- **TASK PROMPT**
Every record that follows must be duplicated exactly, with images left out.

* BEGIN *

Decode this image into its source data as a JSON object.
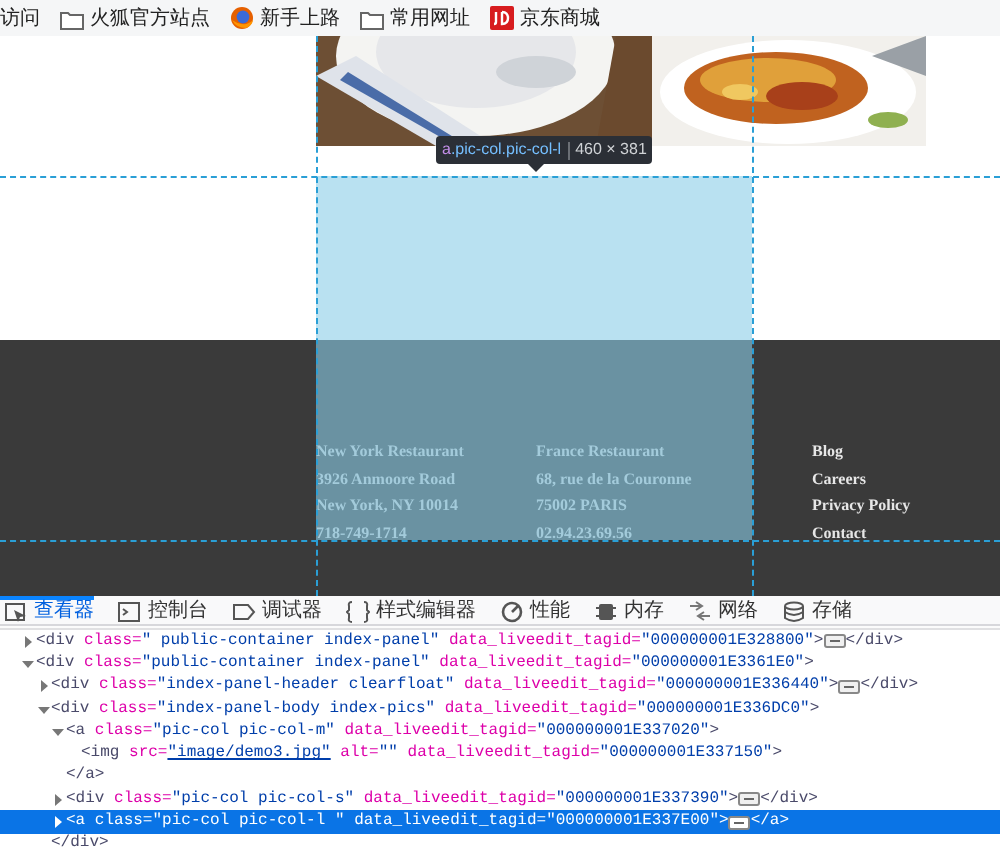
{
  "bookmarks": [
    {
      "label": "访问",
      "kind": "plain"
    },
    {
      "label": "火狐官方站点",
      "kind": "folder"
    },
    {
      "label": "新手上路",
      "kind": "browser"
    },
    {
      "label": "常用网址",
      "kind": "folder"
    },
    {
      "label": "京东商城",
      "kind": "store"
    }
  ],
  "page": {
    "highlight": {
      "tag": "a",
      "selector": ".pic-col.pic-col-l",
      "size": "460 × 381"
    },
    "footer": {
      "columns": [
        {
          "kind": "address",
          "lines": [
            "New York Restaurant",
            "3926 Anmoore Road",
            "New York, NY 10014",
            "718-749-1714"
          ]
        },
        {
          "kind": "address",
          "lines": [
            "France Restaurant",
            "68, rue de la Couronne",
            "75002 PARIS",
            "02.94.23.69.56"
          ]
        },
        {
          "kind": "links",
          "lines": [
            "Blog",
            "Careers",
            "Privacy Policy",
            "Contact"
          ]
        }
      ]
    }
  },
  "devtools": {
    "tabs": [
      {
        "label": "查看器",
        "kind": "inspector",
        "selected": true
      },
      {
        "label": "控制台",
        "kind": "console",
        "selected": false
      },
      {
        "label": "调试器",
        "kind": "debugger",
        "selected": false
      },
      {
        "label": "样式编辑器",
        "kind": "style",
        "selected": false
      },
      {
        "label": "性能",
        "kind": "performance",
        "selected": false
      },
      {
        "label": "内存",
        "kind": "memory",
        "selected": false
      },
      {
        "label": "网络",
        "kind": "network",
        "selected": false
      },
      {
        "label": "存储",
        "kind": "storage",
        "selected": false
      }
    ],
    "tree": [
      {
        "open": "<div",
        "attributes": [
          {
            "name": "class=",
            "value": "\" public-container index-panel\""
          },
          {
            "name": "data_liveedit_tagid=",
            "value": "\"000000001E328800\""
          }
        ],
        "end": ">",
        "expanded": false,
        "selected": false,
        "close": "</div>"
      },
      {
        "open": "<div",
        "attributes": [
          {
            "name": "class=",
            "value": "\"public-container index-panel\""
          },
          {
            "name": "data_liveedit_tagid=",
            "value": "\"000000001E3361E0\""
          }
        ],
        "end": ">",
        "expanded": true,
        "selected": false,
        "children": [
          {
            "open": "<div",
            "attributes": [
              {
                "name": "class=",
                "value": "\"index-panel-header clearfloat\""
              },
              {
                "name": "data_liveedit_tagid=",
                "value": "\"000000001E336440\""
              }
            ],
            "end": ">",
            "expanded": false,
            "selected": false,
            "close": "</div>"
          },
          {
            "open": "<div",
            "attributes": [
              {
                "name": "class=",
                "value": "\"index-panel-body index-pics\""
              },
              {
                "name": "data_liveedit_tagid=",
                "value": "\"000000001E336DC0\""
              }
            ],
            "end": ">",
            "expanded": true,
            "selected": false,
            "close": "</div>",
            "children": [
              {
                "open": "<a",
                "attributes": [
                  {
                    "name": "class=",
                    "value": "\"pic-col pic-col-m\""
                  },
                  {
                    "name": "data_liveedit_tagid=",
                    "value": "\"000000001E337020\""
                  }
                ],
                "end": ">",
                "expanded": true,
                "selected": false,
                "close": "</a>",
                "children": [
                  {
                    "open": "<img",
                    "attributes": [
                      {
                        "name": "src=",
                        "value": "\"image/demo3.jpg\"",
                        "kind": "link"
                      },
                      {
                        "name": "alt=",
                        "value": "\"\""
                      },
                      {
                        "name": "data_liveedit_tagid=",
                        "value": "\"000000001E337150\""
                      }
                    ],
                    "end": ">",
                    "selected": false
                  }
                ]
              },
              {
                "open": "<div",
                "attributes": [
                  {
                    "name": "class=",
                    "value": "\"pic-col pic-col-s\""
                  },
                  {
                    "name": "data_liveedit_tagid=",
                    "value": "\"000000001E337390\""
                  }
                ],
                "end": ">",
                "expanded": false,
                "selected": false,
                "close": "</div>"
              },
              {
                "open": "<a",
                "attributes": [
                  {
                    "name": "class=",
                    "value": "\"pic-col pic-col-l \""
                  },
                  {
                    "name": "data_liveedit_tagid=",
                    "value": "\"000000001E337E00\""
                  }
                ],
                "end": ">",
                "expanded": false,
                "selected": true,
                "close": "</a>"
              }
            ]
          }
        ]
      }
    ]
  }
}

* END *

- **EXERCISE SOLUTION**
Decode this image into its source data as a JSON object.
{
  "bookmarks": [
    {
      "label": "访问",
      "kind": "plain"
    },
    {
      "label": "火狐官方站点",
      "kind": "folder"
    },
    {
      "label": "新手上路",
      "kind": "browser"
    },
    {
      "label": "常用网址",
      "kind": "folder"
    },
    {
      "label": "京东商城",
      "kind": "store"
    }
  ],
  "page": {
    "highlight": {
      "tag": "a",
      "selector": ".pic-col.pic-col-l",
      "size": "460 × 381"
    },
    "footer": {
      "columns": [
        {
          "kind": "address",
          "lines": [
            "New York Restaurant",
            "3926 Anmoore Road",
            "New York, NY 10014",
            "718-749-1714"
          ]
        },
        {
          "kind": "address",
          "lines": [
            "France Restaurant",
            "68, rue de la Couronne",
            "75002 PARIS",
            "02.94.23.69.56"
          ]
        },
        {
          "kind": "links",
          "lines": [
            "Blog",
            "Careers",
            "Privacy Policy",
            "Contact"
          ]
        }
      ]
    }
  },
  "devtools": {
    "tabs": [
      {
        "label": "查看器",
        "kind": "inspector",
        "selected": true
      },
      {
        "label": "控制台",
        "kind": "console",
        "selected": false
      },
      {
        "label": "调试器",
        "kind": "debugger",
        "selected": false
      },
      {
        "label": "样式编辑器",
        "kind": "style",
        "selected": false
      },
      {
        "label": "性能",
        "kind": "performance",
        "selected": false
      },
      {
        "label": "内存",
        "kind": "memory",
        "selected": false
      },
      {
        "label": "网络",
        "kind": "network",
        "selected": false
      },
      {
        "label": "存储",
        "kind": "storage",
        "selected": false
      }
    ],
    "tree": [
      {
        "open": "<div",
        "attributes": [
          {
            "name": "class=",
            "value": "\" public-container index-panel\""
          },
          {
            "name": "data_liveedit_tagid=",
            "value": "\"000000001E328800\""
          }
        ],
        "end": ">",
        "expanded": false,
        "selected": false,
        "close": "</div>"
      },
      {
        "open": "<div",
        "attributes": [
          {
            "name": "class=",
            "value": "\"public-container index-panel\""
          },
          {
            "name": "data_liveedit_tagid=",
            "value": "\"000000001E3361E0\""
          }
        ],
        "end": ">",
        "expanded": true,
        "selected": false,
        "children": [
          {
            "open": "<div",
            "attributes": [
              {
                "name": "class=",
                "value": "\"index-panel-header clearfloat\""
              },
              {
                "name": "data_liveedit_tagid=",
                "value": "\"000000001E336440\""
              }
            ],
            "end": ">",
            "expanded": false,
            "selected": false,
            "close": "</div>"
          },
          {
            "open": "<div",
            "attributes": [
              {
                "name": "class=",
                "value": "\"index-panel-body index-pics\""
              },
              {
                "name": "data_liveedit_tagid=",
                "value": "\"000000001E336DC0\""
              }
            ],
            "end": ">",
            "expanded": true,
            "selected": false,
            "close": "</div>",
            "children": [
              {
                "open": "<a",
                "attributes": [
                  {
                    "name": "class=",
                    "value": "\"pic-col pic-col-m\""
                  },
                  {
                    "name": "data_liveedit_tagid=",
                    "value": "\"000000001E337020\""
                  }
                ],
                "end": ">",
                "expanded": true,
                "selected": false,
                "close": "</a>",
                "children": [
                  {
                    "open": "<img",
                    "attributes": [
                      {
                        "name": "src=",
                        "value": "\"image/demo3.jpg\"",
                        "kind": "link"
                      },
                      {
                        "name": "alt=",
                        "value": "\"\""
                      },
                      {
                        "name": "data_liveedit_tagid=",
                        "value": "\"000000001E337150\""
                      }
                    ],
                    "end": ">",
                    "selected": false
                  }
                ]
              },
              {
                "open": "<div",
                "attributes": [
                  {
                    "name": "class=",
                    "value": "\"pic-col pic-col-s\""
                  },
                  {
                    "name": "data_liveedit_tagid=",
                    "value": "\"000000001E337390\""
                  }
                ],
                "end": ">",
                "expanded": false,
                "selected": false,
                "close": "</div>"
              },
              {
                "open": "<a",
                "attributes": [
                  {
                    "name": "class=",
                    "value": "\"pic-col pic-col-l \""
                  },
                  {
                    "name": "data_liveedit_tagid=",
                    "value": "\"000000001E337E00\""
                  }
                ],
                "end": ">",
                "expanded": false,
                "selected": true,
                "close": "</a>"
              }
            ]
          }
        ]
      }
    ]
  }
}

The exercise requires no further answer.